Dataset items
== == ==
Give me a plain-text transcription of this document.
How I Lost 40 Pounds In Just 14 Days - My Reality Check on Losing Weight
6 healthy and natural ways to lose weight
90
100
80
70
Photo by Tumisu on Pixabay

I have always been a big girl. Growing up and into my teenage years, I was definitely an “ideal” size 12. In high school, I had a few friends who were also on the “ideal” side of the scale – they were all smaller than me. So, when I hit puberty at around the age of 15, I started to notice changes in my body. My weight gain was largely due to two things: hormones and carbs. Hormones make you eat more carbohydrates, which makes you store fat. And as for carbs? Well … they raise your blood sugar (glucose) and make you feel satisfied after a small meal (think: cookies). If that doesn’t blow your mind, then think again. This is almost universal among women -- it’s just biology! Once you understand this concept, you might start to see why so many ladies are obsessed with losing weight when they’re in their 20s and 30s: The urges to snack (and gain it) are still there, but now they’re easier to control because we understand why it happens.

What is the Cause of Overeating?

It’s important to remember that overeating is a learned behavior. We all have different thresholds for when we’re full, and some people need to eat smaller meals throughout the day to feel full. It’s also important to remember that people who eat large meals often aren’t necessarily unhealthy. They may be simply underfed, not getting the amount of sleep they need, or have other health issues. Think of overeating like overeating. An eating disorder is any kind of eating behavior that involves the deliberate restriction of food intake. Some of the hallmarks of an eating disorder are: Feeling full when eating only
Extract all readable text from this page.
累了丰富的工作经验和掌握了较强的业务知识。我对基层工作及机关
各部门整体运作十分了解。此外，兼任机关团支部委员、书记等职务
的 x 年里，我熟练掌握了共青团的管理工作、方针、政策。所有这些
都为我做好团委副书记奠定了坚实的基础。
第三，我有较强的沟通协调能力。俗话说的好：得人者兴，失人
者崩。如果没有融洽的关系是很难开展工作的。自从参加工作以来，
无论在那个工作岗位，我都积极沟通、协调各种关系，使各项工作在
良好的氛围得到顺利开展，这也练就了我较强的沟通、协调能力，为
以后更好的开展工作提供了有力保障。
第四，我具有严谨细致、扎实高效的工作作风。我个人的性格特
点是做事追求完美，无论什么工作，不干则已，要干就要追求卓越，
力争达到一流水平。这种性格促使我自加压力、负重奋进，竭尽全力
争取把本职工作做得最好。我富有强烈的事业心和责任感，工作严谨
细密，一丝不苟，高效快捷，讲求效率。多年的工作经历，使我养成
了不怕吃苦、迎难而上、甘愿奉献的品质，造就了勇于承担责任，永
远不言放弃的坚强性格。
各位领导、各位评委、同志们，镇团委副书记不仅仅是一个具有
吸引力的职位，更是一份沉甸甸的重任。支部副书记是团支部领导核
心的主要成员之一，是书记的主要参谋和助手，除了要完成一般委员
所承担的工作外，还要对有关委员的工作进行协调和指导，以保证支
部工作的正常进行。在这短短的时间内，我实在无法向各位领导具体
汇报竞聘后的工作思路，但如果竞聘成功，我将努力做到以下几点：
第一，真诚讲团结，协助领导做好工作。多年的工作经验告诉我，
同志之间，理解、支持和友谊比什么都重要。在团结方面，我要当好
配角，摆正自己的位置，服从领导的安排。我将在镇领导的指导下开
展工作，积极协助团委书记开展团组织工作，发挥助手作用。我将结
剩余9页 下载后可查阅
== == ==
● EXERCISE BRIEF
Using the listing above, say how many of its lines contain the string "smaller", giving nothing but the figure.

● RESULT
2